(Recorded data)
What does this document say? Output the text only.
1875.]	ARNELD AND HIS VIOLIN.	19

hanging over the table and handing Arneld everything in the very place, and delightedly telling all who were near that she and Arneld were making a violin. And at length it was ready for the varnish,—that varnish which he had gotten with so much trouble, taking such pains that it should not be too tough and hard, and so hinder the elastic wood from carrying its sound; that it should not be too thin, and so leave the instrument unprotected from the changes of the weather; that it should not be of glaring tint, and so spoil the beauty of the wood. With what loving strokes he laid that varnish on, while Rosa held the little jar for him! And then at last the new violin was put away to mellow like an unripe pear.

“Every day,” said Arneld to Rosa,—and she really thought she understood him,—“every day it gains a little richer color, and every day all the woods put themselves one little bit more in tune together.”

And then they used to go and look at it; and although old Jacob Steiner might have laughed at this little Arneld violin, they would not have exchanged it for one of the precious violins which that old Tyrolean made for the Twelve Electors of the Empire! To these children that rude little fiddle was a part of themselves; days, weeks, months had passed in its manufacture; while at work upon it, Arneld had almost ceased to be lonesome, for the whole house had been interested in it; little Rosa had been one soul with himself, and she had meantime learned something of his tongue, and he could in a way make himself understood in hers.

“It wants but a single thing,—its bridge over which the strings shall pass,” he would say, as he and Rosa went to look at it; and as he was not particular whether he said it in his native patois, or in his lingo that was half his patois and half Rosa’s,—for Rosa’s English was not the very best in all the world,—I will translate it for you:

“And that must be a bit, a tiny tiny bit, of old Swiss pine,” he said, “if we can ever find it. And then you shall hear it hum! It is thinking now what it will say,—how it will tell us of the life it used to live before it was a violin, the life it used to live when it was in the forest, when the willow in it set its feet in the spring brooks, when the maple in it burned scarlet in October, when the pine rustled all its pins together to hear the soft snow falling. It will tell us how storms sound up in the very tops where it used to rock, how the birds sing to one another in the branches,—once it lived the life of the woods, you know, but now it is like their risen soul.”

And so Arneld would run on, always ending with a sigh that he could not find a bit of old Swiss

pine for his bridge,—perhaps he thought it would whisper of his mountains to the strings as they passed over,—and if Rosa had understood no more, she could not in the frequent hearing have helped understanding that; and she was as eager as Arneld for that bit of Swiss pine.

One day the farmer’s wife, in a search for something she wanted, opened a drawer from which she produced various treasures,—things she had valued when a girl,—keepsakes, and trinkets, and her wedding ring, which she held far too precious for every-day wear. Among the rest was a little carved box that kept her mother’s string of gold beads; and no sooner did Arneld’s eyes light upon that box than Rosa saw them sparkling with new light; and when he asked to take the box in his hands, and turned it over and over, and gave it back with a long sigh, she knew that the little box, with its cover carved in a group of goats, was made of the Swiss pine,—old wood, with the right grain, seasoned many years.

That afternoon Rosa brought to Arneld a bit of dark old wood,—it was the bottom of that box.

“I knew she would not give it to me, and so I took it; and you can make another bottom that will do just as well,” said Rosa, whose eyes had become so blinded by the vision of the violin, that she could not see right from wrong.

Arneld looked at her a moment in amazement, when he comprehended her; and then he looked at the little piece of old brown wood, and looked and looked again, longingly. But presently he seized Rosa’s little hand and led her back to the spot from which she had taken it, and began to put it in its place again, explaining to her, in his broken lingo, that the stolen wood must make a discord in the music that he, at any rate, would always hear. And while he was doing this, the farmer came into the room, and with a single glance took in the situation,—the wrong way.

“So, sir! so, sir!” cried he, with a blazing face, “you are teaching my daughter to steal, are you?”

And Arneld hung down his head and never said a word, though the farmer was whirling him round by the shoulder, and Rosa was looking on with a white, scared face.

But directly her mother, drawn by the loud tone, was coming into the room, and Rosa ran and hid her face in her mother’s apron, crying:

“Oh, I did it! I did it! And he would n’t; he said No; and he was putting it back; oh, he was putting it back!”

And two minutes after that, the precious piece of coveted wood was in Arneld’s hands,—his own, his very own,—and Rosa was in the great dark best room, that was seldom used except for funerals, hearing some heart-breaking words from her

---

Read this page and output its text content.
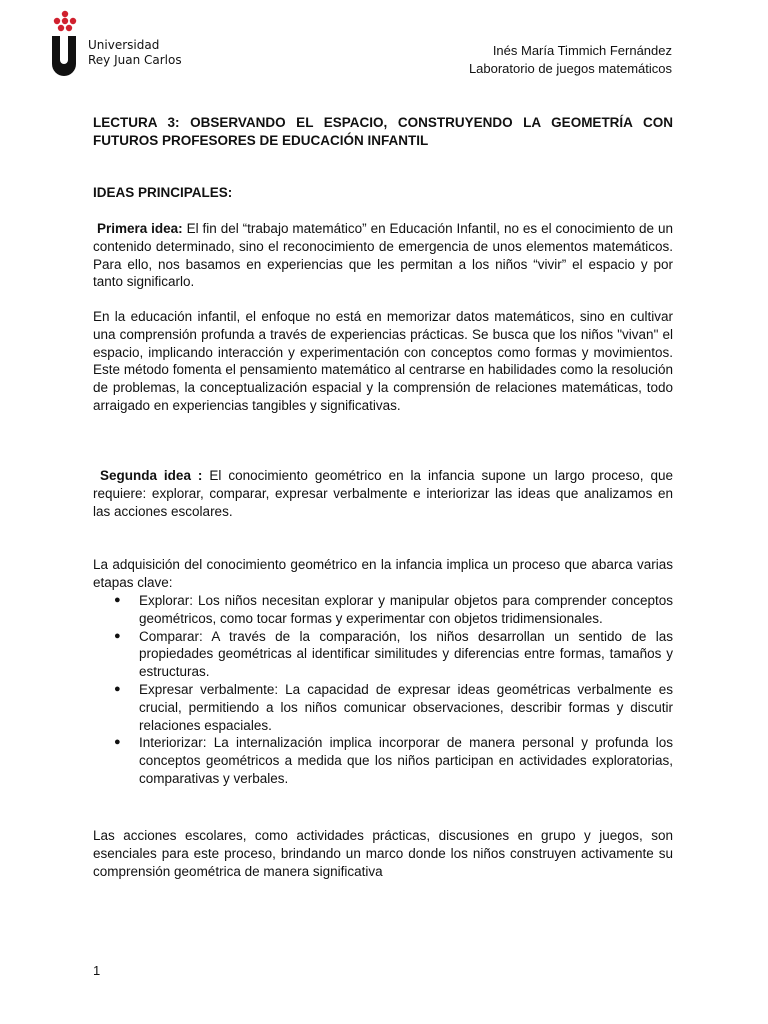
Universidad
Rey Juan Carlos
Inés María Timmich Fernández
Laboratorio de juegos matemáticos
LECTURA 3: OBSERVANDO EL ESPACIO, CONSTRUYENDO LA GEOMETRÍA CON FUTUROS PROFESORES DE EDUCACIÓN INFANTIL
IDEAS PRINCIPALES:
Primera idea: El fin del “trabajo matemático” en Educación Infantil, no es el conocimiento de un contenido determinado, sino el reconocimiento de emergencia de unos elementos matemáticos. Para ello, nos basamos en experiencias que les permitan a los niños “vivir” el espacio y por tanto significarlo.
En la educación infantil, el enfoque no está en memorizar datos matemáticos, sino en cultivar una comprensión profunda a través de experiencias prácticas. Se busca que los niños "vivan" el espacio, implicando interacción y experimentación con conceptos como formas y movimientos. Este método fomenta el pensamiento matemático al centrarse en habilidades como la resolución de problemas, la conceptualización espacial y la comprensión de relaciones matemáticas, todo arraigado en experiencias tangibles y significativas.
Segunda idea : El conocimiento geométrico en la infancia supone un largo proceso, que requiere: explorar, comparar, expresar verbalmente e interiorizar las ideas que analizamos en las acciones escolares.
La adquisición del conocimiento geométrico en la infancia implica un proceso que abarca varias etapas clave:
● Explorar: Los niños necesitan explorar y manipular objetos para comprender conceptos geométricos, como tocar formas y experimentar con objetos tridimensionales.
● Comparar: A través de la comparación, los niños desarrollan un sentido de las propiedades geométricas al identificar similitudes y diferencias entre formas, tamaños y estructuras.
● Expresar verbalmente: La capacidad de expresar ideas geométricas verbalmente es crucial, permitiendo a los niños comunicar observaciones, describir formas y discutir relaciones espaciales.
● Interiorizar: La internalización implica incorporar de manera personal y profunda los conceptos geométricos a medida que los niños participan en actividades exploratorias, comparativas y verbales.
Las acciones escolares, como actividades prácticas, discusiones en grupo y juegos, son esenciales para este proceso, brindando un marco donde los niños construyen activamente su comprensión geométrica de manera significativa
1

--

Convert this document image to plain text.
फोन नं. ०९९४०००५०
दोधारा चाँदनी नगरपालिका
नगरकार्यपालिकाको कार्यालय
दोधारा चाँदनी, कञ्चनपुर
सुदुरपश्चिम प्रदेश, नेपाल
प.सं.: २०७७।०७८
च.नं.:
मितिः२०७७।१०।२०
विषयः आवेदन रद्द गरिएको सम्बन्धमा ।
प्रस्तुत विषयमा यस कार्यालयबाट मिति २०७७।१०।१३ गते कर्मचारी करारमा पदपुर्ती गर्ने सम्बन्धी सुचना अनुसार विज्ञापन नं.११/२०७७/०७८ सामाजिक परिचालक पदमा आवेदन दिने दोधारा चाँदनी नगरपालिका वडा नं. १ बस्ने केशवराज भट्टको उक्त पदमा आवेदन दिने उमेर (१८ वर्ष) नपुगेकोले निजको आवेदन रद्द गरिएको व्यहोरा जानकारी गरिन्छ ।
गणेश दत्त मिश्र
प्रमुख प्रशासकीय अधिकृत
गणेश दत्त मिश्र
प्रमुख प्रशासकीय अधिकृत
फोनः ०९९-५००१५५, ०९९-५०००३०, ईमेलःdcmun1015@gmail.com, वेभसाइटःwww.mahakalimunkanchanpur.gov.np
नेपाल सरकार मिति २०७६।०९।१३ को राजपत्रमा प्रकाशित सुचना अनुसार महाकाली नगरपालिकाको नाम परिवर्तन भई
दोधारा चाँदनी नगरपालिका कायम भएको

## [What the task requires]
Extract lines where the string "lingo" occurs.

## [Task answer]
“It wants but a single thing,—its bridge over which the strings shall pass,” he would say, as he and Rosa went to look at it; and as he was not particular whether he said it in his native patois, or in his lingo that was half his patois and half Rosa’s,—for Rosa’s English was not the very best in all the world,—I will translate it for you:
Arneld looked at her a moment in amazement, when he comprehended her; and then he looked at the little piece of old brown wood, and looked and looked again, longingly. But presently he seized Rosa’s little hand and led her back to the spot from which she had taken it, and began to put it in its place again, explaining to her, in his broken lingo, that the stolen wood must make a discord in the music that he, at any rate, would always hear. And while he was doing this, the farmer came into the room, and with a single glance took in the situation,—the wrong way.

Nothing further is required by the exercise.